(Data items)
####

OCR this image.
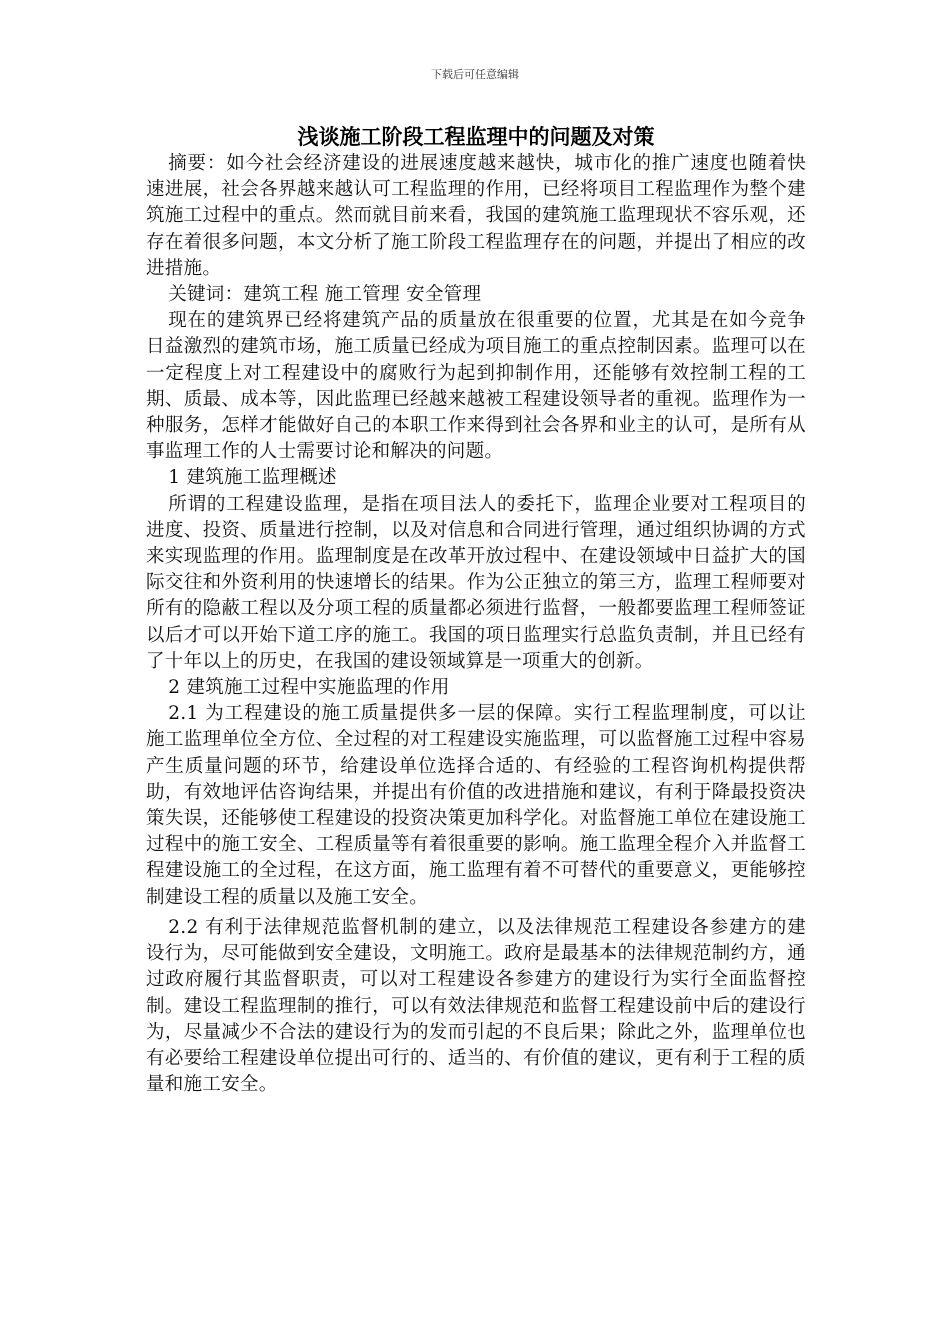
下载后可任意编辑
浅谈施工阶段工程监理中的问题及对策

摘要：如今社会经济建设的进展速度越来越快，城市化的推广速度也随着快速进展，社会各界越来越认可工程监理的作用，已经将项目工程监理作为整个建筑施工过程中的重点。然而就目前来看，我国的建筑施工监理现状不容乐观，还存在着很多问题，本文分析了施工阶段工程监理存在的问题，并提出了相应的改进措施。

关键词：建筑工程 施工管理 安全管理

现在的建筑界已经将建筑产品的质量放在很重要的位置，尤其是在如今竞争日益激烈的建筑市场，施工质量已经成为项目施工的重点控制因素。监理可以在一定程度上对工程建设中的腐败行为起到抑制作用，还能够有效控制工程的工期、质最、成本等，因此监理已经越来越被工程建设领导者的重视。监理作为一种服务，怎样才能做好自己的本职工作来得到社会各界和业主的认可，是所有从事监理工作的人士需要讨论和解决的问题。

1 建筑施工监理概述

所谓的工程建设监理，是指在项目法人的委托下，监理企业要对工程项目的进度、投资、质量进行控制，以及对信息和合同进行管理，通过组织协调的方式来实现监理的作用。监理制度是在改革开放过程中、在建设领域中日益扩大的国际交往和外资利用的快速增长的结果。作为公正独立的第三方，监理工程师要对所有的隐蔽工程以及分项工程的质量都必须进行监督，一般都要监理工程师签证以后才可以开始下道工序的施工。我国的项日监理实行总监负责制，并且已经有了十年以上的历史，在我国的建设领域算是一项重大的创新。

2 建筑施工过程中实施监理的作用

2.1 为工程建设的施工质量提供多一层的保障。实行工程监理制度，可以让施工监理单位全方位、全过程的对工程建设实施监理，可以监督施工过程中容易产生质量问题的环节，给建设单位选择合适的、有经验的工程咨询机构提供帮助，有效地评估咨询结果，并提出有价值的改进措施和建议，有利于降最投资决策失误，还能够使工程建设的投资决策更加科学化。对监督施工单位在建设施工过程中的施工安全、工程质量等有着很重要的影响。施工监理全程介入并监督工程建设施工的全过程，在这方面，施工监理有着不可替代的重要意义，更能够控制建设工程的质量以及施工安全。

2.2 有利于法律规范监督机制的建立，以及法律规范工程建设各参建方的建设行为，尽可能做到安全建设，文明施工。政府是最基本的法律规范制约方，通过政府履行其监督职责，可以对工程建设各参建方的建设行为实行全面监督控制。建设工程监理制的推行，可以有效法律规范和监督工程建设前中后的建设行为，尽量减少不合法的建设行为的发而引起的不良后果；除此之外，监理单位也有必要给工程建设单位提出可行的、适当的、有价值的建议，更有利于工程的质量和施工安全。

####

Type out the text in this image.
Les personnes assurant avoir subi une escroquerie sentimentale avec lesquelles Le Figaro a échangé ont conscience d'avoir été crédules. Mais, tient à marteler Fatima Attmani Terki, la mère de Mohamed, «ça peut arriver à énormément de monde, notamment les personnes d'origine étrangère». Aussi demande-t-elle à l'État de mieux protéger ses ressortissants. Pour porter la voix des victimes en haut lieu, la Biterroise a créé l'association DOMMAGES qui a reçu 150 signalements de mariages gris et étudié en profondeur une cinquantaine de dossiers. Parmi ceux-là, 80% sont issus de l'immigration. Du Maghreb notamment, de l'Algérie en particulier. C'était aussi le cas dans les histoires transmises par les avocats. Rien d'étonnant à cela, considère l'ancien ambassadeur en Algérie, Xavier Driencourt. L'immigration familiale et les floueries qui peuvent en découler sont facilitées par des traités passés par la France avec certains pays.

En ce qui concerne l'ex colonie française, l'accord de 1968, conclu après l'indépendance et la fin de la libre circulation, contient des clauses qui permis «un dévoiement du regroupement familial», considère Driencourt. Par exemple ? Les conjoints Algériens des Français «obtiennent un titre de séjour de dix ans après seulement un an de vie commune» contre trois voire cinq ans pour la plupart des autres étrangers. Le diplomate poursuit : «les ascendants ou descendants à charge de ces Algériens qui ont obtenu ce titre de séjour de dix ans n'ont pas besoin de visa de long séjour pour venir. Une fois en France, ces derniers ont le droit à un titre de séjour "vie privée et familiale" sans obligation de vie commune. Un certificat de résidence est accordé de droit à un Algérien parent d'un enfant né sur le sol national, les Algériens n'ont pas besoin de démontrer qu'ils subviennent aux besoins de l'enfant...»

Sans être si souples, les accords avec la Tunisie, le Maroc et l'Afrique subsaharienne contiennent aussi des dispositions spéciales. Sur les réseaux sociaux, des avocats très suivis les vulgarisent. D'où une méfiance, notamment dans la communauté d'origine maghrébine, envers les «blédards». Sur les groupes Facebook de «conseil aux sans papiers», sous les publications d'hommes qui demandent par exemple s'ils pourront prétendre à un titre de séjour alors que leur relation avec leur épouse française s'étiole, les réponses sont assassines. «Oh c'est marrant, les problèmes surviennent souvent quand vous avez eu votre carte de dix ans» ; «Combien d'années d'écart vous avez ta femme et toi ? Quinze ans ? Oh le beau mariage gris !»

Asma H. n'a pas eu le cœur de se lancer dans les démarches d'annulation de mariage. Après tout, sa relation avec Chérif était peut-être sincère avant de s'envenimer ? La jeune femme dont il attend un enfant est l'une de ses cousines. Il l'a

####

(Objective)
What is the number of lines holding the word "this"? State it alone.

(Exercise output)
2